### SUPPLIED DATA ###

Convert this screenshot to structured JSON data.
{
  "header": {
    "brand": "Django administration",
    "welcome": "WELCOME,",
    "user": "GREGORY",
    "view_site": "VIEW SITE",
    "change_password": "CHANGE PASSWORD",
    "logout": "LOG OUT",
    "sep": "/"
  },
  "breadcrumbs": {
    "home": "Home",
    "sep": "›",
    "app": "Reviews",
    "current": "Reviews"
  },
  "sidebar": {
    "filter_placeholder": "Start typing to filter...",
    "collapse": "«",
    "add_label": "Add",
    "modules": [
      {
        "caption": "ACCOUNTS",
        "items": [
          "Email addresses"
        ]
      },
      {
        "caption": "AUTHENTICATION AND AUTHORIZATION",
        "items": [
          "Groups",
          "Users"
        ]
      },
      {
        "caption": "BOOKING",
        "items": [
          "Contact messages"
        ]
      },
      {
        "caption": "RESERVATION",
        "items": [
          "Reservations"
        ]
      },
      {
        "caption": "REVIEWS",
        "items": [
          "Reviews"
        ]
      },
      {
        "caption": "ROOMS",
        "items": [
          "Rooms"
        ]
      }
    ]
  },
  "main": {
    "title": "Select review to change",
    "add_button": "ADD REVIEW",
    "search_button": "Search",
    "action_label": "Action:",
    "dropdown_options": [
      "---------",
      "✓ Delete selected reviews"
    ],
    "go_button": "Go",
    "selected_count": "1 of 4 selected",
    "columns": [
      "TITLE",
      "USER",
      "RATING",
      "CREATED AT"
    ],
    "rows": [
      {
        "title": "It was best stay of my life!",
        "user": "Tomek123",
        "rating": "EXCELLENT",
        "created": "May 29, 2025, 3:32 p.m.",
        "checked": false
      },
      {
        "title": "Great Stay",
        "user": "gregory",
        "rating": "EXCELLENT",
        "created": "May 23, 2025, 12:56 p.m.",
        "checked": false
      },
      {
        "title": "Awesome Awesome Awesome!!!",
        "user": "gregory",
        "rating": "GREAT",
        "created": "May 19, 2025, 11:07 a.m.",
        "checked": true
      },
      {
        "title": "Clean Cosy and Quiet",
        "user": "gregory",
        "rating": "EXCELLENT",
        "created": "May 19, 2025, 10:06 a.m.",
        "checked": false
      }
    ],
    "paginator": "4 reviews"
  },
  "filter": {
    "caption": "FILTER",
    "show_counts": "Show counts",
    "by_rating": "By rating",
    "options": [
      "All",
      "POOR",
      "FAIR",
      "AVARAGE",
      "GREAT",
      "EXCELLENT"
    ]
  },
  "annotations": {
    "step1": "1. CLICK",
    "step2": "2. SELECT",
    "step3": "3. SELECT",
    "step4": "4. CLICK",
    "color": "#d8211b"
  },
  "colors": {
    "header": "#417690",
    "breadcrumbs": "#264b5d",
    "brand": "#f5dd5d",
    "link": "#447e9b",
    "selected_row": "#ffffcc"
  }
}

###

### TASK TO COMPLETE
Reproduce all the data word for word.

### RESULT OF THIS TASK
Convert this screenshot to structured JSON data.
{
  "header": {
    "brand": "Django administration",
    "welcome": "WELCOME,",
    "user": "GREGORY",
    "view_site": "VIEW SITE",
    "change_password": "CHANGE PASSWORD",
    "logout": "LOG OUT",
    "sep": "/"
  },
  "breadcrumbs": {
    "home": "Home",
    "sep": "›",
    "app": "Reviews",
    "current": "Reviews"
  },
  "sidebar": {
    "filter_placeholder": "Start typing to filter...",
    "collapse": "«",
    "add_label": "Add",
    "modules": [
      {
        "caption": "ACCOUNTS",
        "items": [
          "Email addresses"
        ]
      },
      {
        "caption": "AUTHENTICATION AND AUTHORIZATION",
        "items": [
          "Groups",
          "Users"
        ]
      },
      {
        "caption": "BOOKING",
        "items": [
          "Contact messages"
        ]
      },
      {
        "caption": "RESERVATION",
        "items": [
          "Reservations"
        ]
      },
      {
        "caption": "REVIEWS",
        "items": [
          "Reviews"
        ]
      },
      {
        "caption": "ROOMS",
        "items": [
          "Rooms"
        ]
      }
    ]
  },
  "main": {
    "title": "Select review to change",
    "add_button": "ADD REVIEW",
    "search_button": "Search",
    "action_label": "Action:",
    "dropdown_options": [
      "---------",
      "✓ Delete selected reviews"
    ],
    "go_button": "Go",
    "selected_count": "1 of 4 selected",
    "columns": [
      "TITLE",
      "USER",
      "RATING",
      "CREATED AT"
    ],
    "rows": [
      {
        "title": "It was best stay of my life!",
        "user": "Tomek123",
        "rating": "EXCELLENT",
        "created": "May 29, 2025, 3:32 p.m.",
        "checked": false
      },
      {
        "title": "Great Stay",
        "user": "gregory",
        "rating": "EXCELLENT",
        "created": "May 23, 2025, 12:56 p.m.",
        "checked": false
      },
      {
        "title": "Awesome Awesome Awesome!!!",
        "user": "gregory",
        "rating": "GREAT",
        "created": "May 19, 2025, 11:07 a.m.",
        "checked": true
      },
      {
        "title": "Clean Cosy and Quiet",
        "user": "gregory",
        "rating": "EXCELLENT",
        "created": "May 19, 2025, 10:06 a.m.",
        "checked": false
      }
    ],
    "paginator": "4 reviews"
  },
  "filter": {
    "caption": "FILTER",
    "show_counts": "Show counts",
    "by_rating": "By rating",
    "options": [
      "All",
      "POOR",
      "FAIR",
      "AVARAGE",
      "GREAT",
      "EXCELLENT"
    ]
  },
  "annotations": {
    "step1": "1. CLICK",
    "step2": "2. SELECT",
    "step3": "3. SELECT",
    "step4": "4. CLICK",
    "color": "#d8211b"
  },
  "colors": {
    "header": "#417690",
    "breadcrumbs": "#264b5d",
    "brand": "#f5dd5d",
    "link": "#447e9b",
    "selected_row": "#ffffcc"
  }
}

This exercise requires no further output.